• **STATED EXERCISE**: Every record must be repeated exactly; omit any pictures they contain.

··· INFORMATION GIVEN

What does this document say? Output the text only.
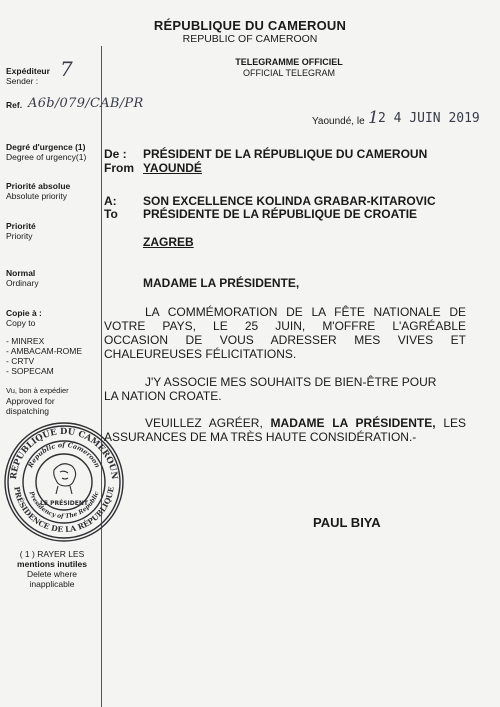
RÉPUBLIQUE DU CAMEROUN
REPUBLIC OF CAMEROON
TELEGRAMME OFFICIEL
OFFICIAL TELEGRAM
Expéditeur
Sender :	7
Ref. A6b/079/CAB/PR
Degré d'urgence (1)
Degree of urgency(1)
Priorité absolue
Absolute priority
Priorité
Priority
Normal
Ordinary
Copie à :
Copy to
- MINREX
- AMBACAM-ROME
- CRTV
- SOPECAM
Vu, bon à expédier
Approved for
dispatching
RÉPUBLIQUE DU CAMEROUN
PRÉSIDENCE DE LA RÉPUBLIQUE
Republic of Cameroon
Presidency of The Republic
LE PRÉSIDENT
( 1 ) RAYER LES
mentions inutiles
Delete where
inapplicable
Yaoundé, le 1 2 4 JUIN 2019
De :
From
PRÉSIDENT DE LA RÉPUBLIQUE DU CAMEROUN
YAOUNDÉ
A:
To
SON EXCELLENCE KOLINDA GRABAR-KITAROVIC
PRÉSIDENTE DE LA RÉPUBLIQUE DE CROATIE
ZAGREB
MADAME LA PRÉSIDENTE,
LA COMMÉMORATION DE LA FÊTE NATIONALE DE
VOTRE PAYS, LE 25 JUIN, M'OFFRE L'AGRÉABLE
OCCASION DE VOUS ADRESSER MES VIVES ET
CHALEUREUSES FÉLICITATIONS.
J'Y ASSOCIE MES SOUHAITS DE BIEN-ÊTRE POUR
LA NATION CROATE.
VEUILLEZ AGRÉER, MADAME LA PRÉSIDENTE, LES
ASSURANCES DE MA TRÈS HAUTE CONSIDÉRATION.-
PAUL BIYA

······

• **EXERCISE RESPONSE**:
What does this document say? Output the text only.
RÉPUBLIQUE DU CAMEROUN
REPUBLIC OF CAMEROON
TELEGRAMME OFFICIEL
OFFICIAL TELEGRAM
Expéditeur
Sender :	7
Ref. A6b/079/CAB/PR
Degré d'urgence (1)
Degree of urgency(1)
Priorité absolue
Absolute priority
Priorité
Priority
Normal
Ordinary
Copie à :
Copy to
- MINREX
- AMBACAM-ROME
- CRTV
- SOPECAM
Vu, bon à expédier
Approved for
dispatching
RÉPUBLIQUE DU CAMEROUN
PRÉSIDENCE DE LA RÉPUBLIQUE
Republic of Cameroon
Presidency of The Republic
LE PRÉSIDENT
( 1 ) RAYER LES
mentions inutiles
Delete where
inapplicable
Yaoundé, le 1 2 4 JUIN 2019
De :
From
PRÉSIDENT DE LA RÉPUBLIQUE DU CAMEROUN
YAOUNDÉ
A:
To
SON EXCELLENCE KOLINDA GRABAR-KITAROVIC
PRÉSIDENTE DE LA RÉPUBLIQUE DE CROATIE
ZAGREB
MADAME LA PRÉSIDENTE,
LA COMMÉMORATION DE LA FÊTE NATIONALE DE
VOTRE PAYS, LE 25 JUIN, M'OFFRE L'AGRÉABLE
OCCASION DE VOUS ADRESSER MES VIVES ET
CHALEUREUSES FÉLICITATIONS.
J'Y ASSOCIE MES SOUHAITS DE BIEN-ÊTRE POUR
LA NATION CROATE.
VEUILLEZ AGRÉER, MADAME LA PRÉSIDENTE, LES
ASSURANCES DE MA TRÈS HAUTE CONSIDÉRATION.-
PAUL BIYA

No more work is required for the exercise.